In the data, extract each line that holds the string "activity".
=======
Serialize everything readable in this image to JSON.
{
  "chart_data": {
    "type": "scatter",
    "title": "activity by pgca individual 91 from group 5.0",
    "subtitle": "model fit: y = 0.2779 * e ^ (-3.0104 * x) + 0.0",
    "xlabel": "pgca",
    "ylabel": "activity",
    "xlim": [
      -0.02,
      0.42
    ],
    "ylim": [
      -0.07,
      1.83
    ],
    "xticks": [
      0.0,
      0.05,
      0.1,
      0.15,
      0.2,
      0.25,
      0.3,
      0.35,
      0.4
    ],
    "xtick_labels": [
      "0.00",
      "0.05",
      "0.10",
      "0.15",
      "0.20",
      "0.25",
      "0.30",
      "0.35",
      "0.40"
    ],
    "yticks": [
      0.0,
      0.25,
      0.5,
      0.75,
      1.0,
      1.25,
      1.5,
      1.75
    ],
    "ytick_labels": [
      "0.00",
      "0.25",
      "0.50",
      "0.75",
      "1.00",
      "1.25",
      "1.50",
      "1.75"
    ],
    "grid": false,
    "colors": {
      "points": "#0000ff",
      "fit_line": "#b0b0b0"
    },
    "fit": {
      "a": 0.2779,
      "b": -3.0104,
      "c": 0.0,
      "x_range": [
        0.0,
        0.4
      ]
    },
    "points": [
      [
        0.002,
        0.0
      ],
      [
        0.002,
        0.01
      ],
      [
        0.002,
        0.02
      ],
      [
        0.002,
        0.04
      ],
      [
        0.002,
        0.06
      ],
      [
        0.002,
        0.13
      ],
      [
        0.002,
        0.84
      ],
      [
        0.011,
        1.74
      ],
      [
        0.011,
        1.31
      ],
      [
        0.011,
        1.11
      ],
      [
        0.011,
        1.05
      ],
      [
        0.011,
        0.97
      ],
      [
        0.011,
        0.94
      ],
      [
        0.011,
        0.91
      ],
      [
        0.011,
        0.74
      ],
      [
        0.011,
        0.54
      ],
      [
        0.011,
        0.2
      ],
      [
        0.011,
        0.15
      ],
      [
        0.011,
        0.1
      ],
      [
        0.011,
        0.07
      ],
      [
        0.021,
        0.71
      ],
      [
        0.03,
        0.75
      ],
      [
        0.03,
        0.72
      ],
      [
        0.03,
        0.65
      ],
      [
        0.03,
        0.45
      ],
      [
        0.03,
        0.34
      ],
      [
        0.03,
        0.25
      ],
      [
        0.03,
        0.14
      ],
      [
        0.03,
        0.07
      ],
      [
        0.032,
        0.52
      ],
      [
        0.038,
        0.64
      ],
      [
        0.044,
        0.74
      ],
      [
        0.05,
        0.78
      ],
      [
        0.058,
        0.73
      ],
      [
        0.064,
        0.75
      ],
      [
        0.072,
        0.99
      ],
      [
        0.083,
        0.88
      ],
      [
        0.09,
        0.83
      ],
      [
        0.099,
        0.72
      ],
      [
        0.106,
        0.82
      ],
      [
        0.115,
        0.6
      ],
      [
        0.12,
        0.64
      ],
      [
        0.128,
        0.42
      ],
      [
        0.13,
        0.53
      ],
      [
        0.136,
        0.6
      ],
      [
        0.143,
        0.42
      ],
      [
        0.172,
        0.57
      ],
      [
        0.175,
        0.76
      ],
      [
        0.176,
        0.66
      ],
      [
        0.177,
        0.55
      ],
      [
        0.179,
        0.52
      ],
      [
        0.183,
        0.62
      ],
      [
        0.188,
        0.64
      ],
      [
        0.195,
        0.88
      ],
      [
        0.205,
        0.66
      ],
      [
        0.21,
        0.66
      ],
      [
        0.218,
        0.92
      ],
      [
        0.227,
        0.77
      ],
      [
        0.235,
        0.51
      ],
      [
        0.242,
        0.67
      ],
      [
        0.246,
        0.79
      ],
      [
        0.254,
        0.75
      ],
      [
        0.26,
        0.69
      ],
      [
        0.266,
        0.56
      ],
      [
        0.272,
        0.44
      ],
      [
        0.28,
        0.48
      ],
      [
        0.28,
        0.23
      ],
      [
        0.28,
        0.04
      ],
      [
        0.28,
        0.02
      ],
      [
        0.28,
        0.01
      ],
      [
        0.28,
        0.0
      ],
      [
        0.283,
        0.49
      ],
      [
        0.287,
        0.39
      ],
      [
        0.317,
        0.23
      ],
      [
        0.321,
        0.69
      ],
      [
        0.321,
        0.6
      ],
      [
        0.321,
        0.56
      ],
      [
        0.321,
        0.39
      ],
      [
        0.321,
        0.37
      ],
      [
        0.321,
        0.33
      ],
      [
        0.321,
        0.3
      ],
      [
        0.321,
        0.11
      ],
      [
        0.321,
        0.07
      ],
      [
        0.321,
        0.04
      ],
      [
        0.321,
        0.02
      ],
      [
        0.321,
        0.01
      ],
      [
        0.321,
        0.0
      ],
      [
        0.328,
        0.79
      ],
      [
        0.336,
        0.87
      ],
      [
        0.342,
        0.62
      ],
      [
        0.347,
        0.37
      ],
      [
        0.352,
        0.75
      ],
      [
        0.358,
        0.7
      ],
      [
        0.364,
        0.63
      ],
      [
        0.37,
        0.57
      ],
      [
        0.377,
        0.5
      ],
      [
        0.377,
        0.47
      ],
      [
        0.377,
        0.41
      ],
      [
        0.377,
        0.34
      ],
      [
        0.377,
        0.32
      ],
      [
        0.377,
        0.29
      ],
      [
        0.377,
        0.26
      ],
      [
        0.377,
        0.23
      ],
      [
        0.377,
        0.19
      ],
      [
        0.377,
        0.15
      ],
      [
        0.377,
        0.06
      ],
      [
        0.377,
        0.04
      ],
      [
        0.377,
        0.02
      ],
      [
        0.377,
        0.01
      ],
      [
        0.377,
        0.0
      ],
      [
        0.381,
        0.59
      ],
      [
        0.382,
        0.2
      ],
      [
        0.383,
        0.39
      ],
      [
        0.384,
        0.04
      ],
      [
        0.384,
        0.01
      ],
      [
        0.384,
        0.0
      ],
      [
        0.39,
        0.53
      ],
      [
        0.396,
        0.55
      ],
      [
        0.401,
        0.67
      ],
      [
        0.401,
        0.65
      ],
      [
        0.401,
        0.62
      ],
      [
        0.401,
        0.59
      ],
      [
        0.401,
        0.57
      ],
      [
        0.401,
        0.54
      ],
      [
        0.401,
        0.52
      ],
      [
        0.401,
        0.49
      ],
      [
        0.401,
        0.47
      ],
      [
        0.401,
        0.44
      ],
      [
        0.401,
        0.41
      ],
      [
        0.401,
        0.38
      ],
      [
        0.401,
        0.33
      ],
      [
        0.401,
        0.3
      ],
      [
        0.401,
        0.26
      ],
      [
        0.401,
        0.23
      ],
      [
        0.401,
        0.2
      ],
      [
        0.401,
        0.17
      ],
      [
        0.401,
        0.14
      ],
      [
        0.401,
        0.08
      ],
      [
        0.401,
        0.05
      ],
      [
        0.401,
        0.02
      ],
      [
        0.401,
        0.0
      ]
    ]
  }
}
=======
• _SOLUTION_
    "title": "activity by pgca individual 91 from group 5.0",
    "ylabel": "activity",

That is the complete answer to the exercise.